> TASK PROMPT
Copy every line of the listing exactly.

> DATA PROVIDED

┄┄┄┄┄┄┄┄┄┄

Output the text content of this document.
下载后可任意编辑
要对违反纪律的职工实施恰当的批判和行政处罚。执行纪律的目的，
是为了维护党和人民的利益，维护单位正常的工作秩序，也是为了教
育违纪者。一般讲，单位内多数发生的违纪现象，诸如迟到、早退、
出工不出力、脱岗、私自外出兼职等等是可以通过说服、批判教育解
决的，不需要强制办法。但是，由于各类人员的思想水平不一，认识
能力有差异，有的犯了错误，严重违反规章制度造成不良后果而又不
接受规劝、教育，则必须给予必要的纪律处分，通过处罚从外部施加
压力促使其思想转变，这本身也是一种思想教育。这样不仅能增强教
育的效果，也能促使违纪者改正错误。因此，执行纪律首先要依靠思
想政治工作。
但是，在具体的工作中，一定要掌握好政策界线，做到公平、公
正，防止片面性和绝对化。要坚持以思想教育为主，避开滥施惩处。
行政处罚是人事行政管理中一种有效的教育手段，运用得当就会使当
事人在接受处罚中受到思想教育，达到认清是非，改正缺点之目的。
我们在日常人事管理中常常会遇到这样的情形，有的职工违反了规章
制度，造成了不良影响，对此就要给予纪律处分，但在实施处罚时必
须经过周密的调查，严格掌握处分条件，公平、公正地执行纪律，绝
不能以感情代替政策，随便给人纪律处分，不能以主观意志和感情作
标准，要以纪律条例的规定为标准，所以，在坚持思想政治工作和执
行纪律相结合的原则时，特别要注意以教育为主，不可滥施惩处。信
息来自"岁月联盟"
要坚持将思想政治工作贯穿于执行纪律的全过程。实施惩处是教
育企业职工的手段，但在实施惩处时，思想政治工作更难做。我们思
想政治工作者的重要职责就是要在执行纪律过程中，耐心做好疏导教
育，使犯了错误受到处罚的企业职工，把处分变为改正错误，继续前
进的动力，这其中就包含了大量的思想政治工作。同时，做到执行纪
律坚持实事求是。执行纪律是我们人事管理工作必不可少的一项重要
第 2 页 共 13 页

┄┄┄┄┄┄┄┄┄┄

> FINISHED TASK
Output the text content of this document.
下载后可任意编辑
要对违反纪律的职工实施恰当的批判和行政处罚。执行纪律的目的，
是为了维护党和人民的利益，维护单位正常的工作秩序，也是为了教
育违纪者。一般讲，单位内多数发生的违纪现象，诸如迟到、早退、
出工不出力、脱岗、私自外出兼职等等是可以通过说服、批判教育解
决的，不需要强制办法。但是，由于各类人员的思想水平不一，认识
能力有差异，有的犯了错误，严重违反规章制度造成不良后果而又不
接受规劝、教育，则必须给予必要的纪律处分，通过处罚从外部施加
压力促使其思想转变，这本身也是一种思想教育。这样不仅能增强教
育的效果，也能促使违纪者改正错误。因此，执行纪律首先要依靠思
想政治工作。
但是，在具体的工作中，一定要掌握好政策界线，做到公平、公
正，防止片面性和绝对化。要坚持以思想教育为主，避开滥施惩处。
行政处罚是人事行政管理中一种有效的教育手段，运用得当就会使当
事人在接受处罚中受到思想教育，达到认清是非，改正缺点之目的。
我们在日常人事管理中常常会遇到这样的情形，有的职工违反了规章
制度，造成了不良影响，对此就要给予纪律处分，但在实施处罚时必
须经过周密的调查，严格掌握处分条件，公平、公正地执行纪律，绝
不能以感情代替政策，随便给人纪律处分，不能以主观意志和感情作
标准，要以纪律条例的规定为标准，所以，在坚持思想政治工作和执
行纪律相结合的原则时，特别要注意以教育为主，不可滥施惩处。信
息来自"岁月联盟"
要坚持将思想政治工作贯穿于执行纪律的全过程。实施惩处是教
育企业职工的手段，但在实施惩处时，思想政治工作更难做。我们思
想政治工作者的重要职责就是要在执行纪律过程中，耐心做好疏导教
育，使犯了错误受到处罚的企业职工，把处分变为改正错误，继续前
进的动力，这其中就包含了大量的思想政治工作。同时，做到执行纪
律坚持实事求是。执行纪律是我们人事管理工作必不可少的一项重要
第 2 页 共 13 页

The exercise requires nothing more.